Entries from a visual dataset:
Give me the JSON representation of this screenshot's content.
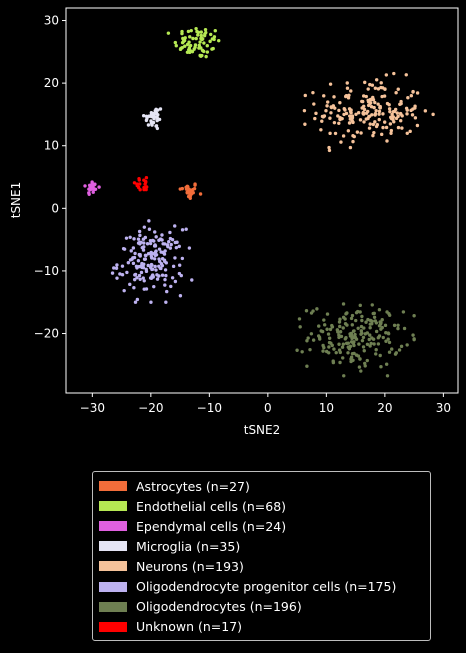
{
  "chart_data": {
    "type": "scatter",
    "xlabel": "tSNE2",
    "ylabel": "tSNE1",
    "xlim": [
      -34.5,
      32.5
    ],
    "ylim": [
      -29.5,
      32
    ],
    "xticks": [
      -30,
      -20,
      -10,
      0,
      10,
      20,
      30
    ],
    "yticks": [
      -20,
      -10,
      0,
      10,
      20,
      30
    ],
    "grid": false,
    "legend_position": "below",
    "background": "#000000",
    "series": [
      {
        "name": "Astrocytes (n=27)",
        "color": "#f26d3a",
        "n": 27,
        "cx": -13.5,
        "cy": 2.8,
        "sx": 0.8,
        "sy": 0.7
      },
      {
        "name": "Endothelial cells (n=68)",
        "color": "#b5e853",
        "n": 68,
        "cx": -12.0,
        "cy": 26.5,
        "sx": 2.0,
        "sy": 1.3
      },
      {
        "name": "Ependymal cells (n=24)",
        "color": "#e060e0",
        "n": 24,
        "cx": -30.0,
        "cy": 3.3,
        "sx": 0.5,
        "sy": 0.6
      },
      {
        "name": "Microglia (n=35)",
        "color": "#e4e4f4",
        "n": 35,
        "cx": -19.5,
        "cy": 14.5,
        "sx": 0.8,
        "sy": 1.0
      },
      {
        "name": "Neurons (n=193)",
        "color": "#f5c29a",
        "n": 193,
        "cx": 17.5,
        "cy": 15.5,
        "sx": 4.5,
        "sy": 2.5
      },
      {
        "name": "Oligodendrocyte progenitor cells (n=175)",
        "color": "#bdb2f0",
        "n": 175,
        "cx": -20.0,
        "cy": -8.5,
        "sx": 2.8,
        "sy": 2.6
      },
      {
        "name": "Oligodendrocytes (n=196)",
        "color": "#6e7f52",
        "n": 196,
        "cx": 15.0,
        "cy": -20.5,
        "sx": 4.0,
        "sy": 2.5
      },
      {
        "name": "Unknown (n=17)",
        "color": "#ff0000",
        "n": 17,
        "cx": -21.5,
        "cy": 3.8,
        "sx": 1.0,
        "sy": 0.5
      }
    ]
  }
}
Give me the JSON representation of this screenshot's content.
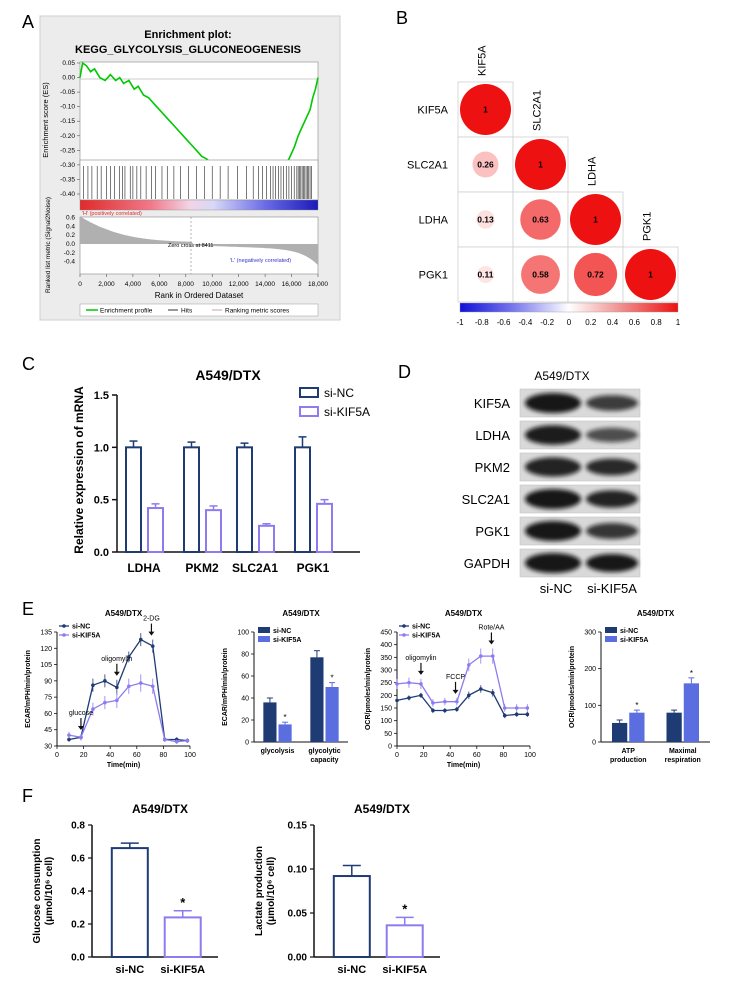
{
  "colors": {
    "navy": "#1f3b73",
    "lavender": "#8c7cf0",
    "blue_bar": "#5a6ee0",
    "green": "#00c800",
    "gray_area": "#b0b0b0",
    "red": "#ee1111"
  },
  "panel_labels": {
    "A": "A",
    "B": "B",
    "C": "C",
    "D": "D",
    "E": "E",
    "F": "F"
  },
  "chart_data": [
    {
      "id": "A",
      "type": "line",
      "title_line1": "Enrichment plot:",
      "title_line2": "KEGG_GLYCOLYSIS_GLUCONEOGENESIS",
      "ylabel_es": "Enrichment score (ES)",
      "ylabel_rank": "Ranked list metric (Signal2Noise)",
      "xlabel": "Rank in Ordered Dataset",
      "es_yticks": [
        "0.05",
        "0.00",
        "-0.05",
        "-0.10",
        "-0.15",
        "-0.20",
        "-0.25",
        "-0.30",
        "-0.35",
        "-0.40"
      ],
      "rank_yticks": [
        "0.6",
        "0.4",
        "0.2",
        "0.0",
        "-0.2",
        "-0.4"
      ],
      "xticks": [
        "0",
        "2,000",
        "4,000",
        "6,000",
        "8,000",
        "10,000",
        "12,000",
        "14,000",
        "16,000",
        "18,000"
      ],
      "pos_label": "'H' (positively correlated)",
      "neg_label": "'L' (negatively correlated)",
      "zero_cross": "Zero cross at 8411",
      "legend": [
        "Enrichment profile",
        "Hits",
        "Ranking metric scores"
      ],
      "es_curve": {
        "x": [
          0,
          200,
          500,
          800,
          1100,
          1500,
          1900,
          2300,
          2700,
          3000,
          3300,
          3700,
          4100,
          4400,
          4800,
          5200,
          5600,
          6000,
          6400,
          6800,
          7200,
          7600,
          8000,
          8400,
          8800,
          9200,
          9600,
          10000,
          10400,
          10800,
          11200,
          11600,
          12000,
          12400,
          12800,
          13200,
          13500,
          13800,
          14200,
          14600,
          15000,
          15400,
          15800,
          16200,
          16500,
          16800,
          17100,
          17400,
          17600,
          17800,
          18000
        ],
        "y": [
          0.0,
          0.05,
          0.04,
          0.02,
          0.03,
          0.0,
          -0.01,
          0.01,
          -0.01,
          0.0,
          -0.02,
          -0.01,
          -0.04,
          -0.03,
          -0.06,
          -0.07,
          -0.09,
          -0.11,
          -0.13,
          -0.15,
          -0.17,
          -0.19,
          -0.21,
          -0.23,
          -0.25,
          -0.27,
          -0.28,
          -0.3,
          -0.31,
          -0.33,
          -0.34,
          -0.35,
          -0.36,
          -0.37,
          -0.36,
          -0.37,
          -0.35,
          -0.36,
          -0.33,
          -0.34,
          -0.32,
          -0.31,
          -0.28,
          -0.24,
          -0.2,
          -0.17,
          -0.14,
          -0.11,
          -0.07,
          -0.04,
          0.0
        ]
      },
      "hits": [
        250,
        600,
        900,
        1300,
        1600,
        2000,
        2300,
        2600,
        3000,
        3200,
        3400,
        3800,
        4000,
        4300,
        4600,
        5000,
        5400,
        5700,
        6200,
        6600,
        7100,
        7600,
        8200,
        8800,
        9400,
        10000,
        10600,
        11200,
        11900,
        12600,
        13100,
        13500,
        13800,
        14100,
        14400,
        14600,
        14800,
        15000,
        15200,
        15400,
        15600,
        15800,
        16000,
        16200,
        16400,
        16500,
        16600,
        16700,
        16800,
        16900,
        17000,
        17100,
        17200,
        17300,
        17400,
        17500
      ]
    },
    {
      "id": "B",
      "type": "heatmap",
      "genes": [
        "KIF5A",
        "SLC2A1",
        "LDHA",
        "PGK1"
      ],
      "matrix": [
        [
          1,
          null,
          null,
          null
        ],
        [
          0.26,
          1,
          null,
          null
        ],
        [
          0.13,
          0.63,
          1,
          null
        ],
        [
          0.11,
          0.58,
          0.72,
          1
        ]
      ],
      "value_labels": [
        [
          "1"
        ],
        [
          "0.26",
          "1"
        ],
        [
          "0.13",
          "0.63",
          "1"
        ],
        [
          "0.11",
          "0.58",
          "0.72",
          "1"
        ]
      ],
      "colorbar_ticks": [
        "-1",
        "-0.8",
        "-0.6",
        "-0.4",
        "-0.2",
        "0",
        "0.2",
        "0.4",
        "0.6",
        "0.8",
        "1"
      ]
    },
    {
      "id": "C",
      "type": "bar",
      "title": "A549/DTX",
      "ylabel": "Relative expression of mRNA",
      "categories": [
        "LDHA",
        "PKM2",
        "SLC2A1",
        "PGK1"
      ],
      "yticks": [
        "0.0",
        "0.5",
        "1.0",
        "1.5"
      ],
      "ylim": [
        0,
        1.5
      ],
      "series": [
        {
          "name": "si-NC",
          "values": [
            1.0,
            1.0,
            1.0,
            1.0
          ],
          "err": [
            0.06,
            0.05,
            0.04,
            0.1
          ]
        },
        {
          "name": "si-KIF5A",
          "values": [
            0.42,
            0.4,
            0.25,
            0.46
          ],
          "err": [
            0.04,
            0.04,
            0.02,
            0.04
          ]
        }
      ]
    },
    {
      "id": "E1",
      "type": "line",
      "title": "A549/DTX",
      "ylabel": "ECAR/mPH/min/protein",
      "xlabel": "Time(min)",
      "xticks": [
        "0",
        "20",
        "40",
        "60",
        "80",
        "100"
      ],
      "yticks": [
        "30",
        "45",
        "60",
        "75",
        "90",
        "105",
        "120",
        "135"
      ],
      "xlim": [
        0,
        100
      ],
      "ylim": [
        30,
        135
      ],
      "annotations": [
        "glucose",
        "oligomylin",
        "2-DG"
      ],
      "annotation_x": [
        18,
        45,
        71
      ],
      "series": [
        {
          "name": "si-NC",
          "x": [
            9,
            18,
            27,
            36,
            45,
            54,
            63,
            72,
            81,
            90,
            98
          ],
          "y": [
            36,
            38,
            86,
            90,
            84,
            112,
            128,
            122,
            36,
            36,
            35
          ],
          "err": [
            2,
            2,
            6,
            6,
            7,
            5,
            6,
            6,
            2,
            2,
            2
          ]
        },
        {
          "name": "si-KIF5A",
          "x": [
            9,
            18,
            27,
            36,
            45,
            54,
            63,
            72,
            81,
            90,
            98
          ],
          "y": [
            40,
            38,
            64,
            70,
            72,
            85,
            88,
            85,
            36,
            34,
            35
          ],
          "err": [
            3,
            3,
            6,
            6,
            7,
            7,
            8,
            7,
            2,
            2,
            2
          ]
        }
      ]
    },
    {
      "id": "E2",
      "type": "bar",
      "title": "A549/DTX",
      "ylabel": "ECAR/mPH/min/protein",
      "categories": [
        "glycolysis",
        "glycolytic capacity"
      ],
      "yticks": [
        "0",
        "20",
        "40",
        "60",
        "80",
        "100"
      ],
      "ylim": [
        0,
        100
      ],
      "series": [
        {
          "name": "si-NC",
          "values": [
            36,
            77
          ],
          "err": [
            4,
            6
          ]
        },
        {
          "name": "si-KIF5A",
          "values": [
            16,
            50
          ],
          "err": [
            2,
            4
          ]
        }
      ],
      "sig_marks": [
        "*",
        "*"
      ]
    },
    {
      "id": "E3",
      "type": "line",
      "title": "A549/DTX",
      "ylabel": "OCR/pmoles/min/protein",
      "xlabel": "Time(min)",
      "xticks": [
        "0",
        "20",
        "40",
        "60",
        "80",
        "100"
      ],
      "yticks": [
        "0",
        "50",
        "100",
        "150",
        "200",
        "250",
        "300",
        "350",
        "400",
        "450"
      ],
      "xlim": [
        0,
        100
      ],
      "ylim": [
        0,
        450
      ],
      "annotations": [
        "oligomylin",
        "FCCP",
        "Rote/AA"
      ],
      "annotation_x": [
        18,
        44,
        71
      ],
      "series": [
        {
          "name": "si-NC",
          "x": [
            0,
            9,
            18,
            27,
            36,
            45,
            54,
            63,
            72,
            81,
            90,
            98
          ],
          "y": [
            180,
            190,
            200,
            140,
            140,
            145,
            200,
            225,
            210,
            120,
            125,
            125
          ],
          "err": [
            10,
            10,
            10,
            10,
            10,
            10,
            15,
            15,
            15,
            10,
            10,
            10
          ]
        },
        {
          "name": "si-KIF5A",
          "x": [
            0,
            9,
            18,
            27,
            36,
            45,
            54,
            63,
            72,
            81,
            90,
            98
          ],
          "y": [
            245,
            250,
            245,
            170,
            175,
            175,
            320,
            355,
            355,
            150,
            150,
            150
          ],
          "err": [
            20,
            20,
            20,
            15,
            15,
            15,
            25,
            30,
            30,
            15,
            15,
            15
          ]
        }
      ]
    },
    {
      "id": "E4",
      "type": "bar",
      "title": "A549/DTX",
      "ylabel": "OCR/pmoles/min/protein",
      "categories": [
        "ATP production",
        "Maximal respiration"
      ],
      "yticks": [
        "0",
        "100",
        "200",
        "300"
      ],
      "ylim": [
        0,
        300
      ],
      "series": [
        {
          "name": "si-NC",
          "values": [
            52,
            80
          ],
          "err": [
            8,
            7
          ]
        },
        {
          "name": "si-KIF5A",
          "values": [
            80,
            160
          ],
          "err": [
            7,
            15
          ]
        }
      ],
      "sig_marks": [
        "*",
        "*"
      ]
    },
    {
      "id": "F1",
      "type": "bar",
      "title": "A549/DTX",
      "ylabel_line1": "Glucose consumption",
      "ylabel_line2": "(μmol/10⁶ cell)",
      "categories": [
        "si-NC",
        "si-KIF5A"
      ],
      "yticks": [
        "0.0",
        "0.2",
        "0.4",
        "0.6",
        "0.8"
      ],
      "ylim": [
        0,
        0.8
      ],
      "values": [
        0.66,
        0.24
      ],
      "err": [
        0.03,
        0.04
      ],
      "sig_mark": "*"
    },
    {
      "id": "F2",
      "type": "bar",
      "title": "A549/DTX",
      "ylabel_line1": "Lactate production",
      "ylabel_line2": "(μmol/10⁶ cell)",
      "categories": [
        "si-NC",
        "si-KIF5A"
      ],
      "yticks": [
        "0.00",
        "0.05",
        "0.10",
        "0.15"
      ],
      "ylim": [
        0,
        0.15
      ],
      "values": [
        0.092,
        0.036
      ],
      "err": [
        0.012,
        0.009
      ],
      "sig_mark": "*"
    }
  ],
  "western": {
    "title": "A549/DTX",
    "proteins": [
      "KIF5A",
      "LDHA",
      "PKM2",
      "SLC2A1",
      "PGK1",
      "GAPDH"
    ],
    "lanes": [
      "si-NC",
      "si-KIF5A"
    ],
    "intensity_nc": [
      1.0,
      0.95,
      0.9,
      1.0,
      1.0,
      1.0
    ],
    "intensity_kif5a": [
      0.7,
      0.55,
      0.85,
      0.9,
      0.75,
      1.0
    ]
  }
}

Assignment:
Write out each line above with the word "metric".

Answer:
      "ylabel_rank": "Ranked list metric (Signal2Noise)",
        "Ranking metric scores"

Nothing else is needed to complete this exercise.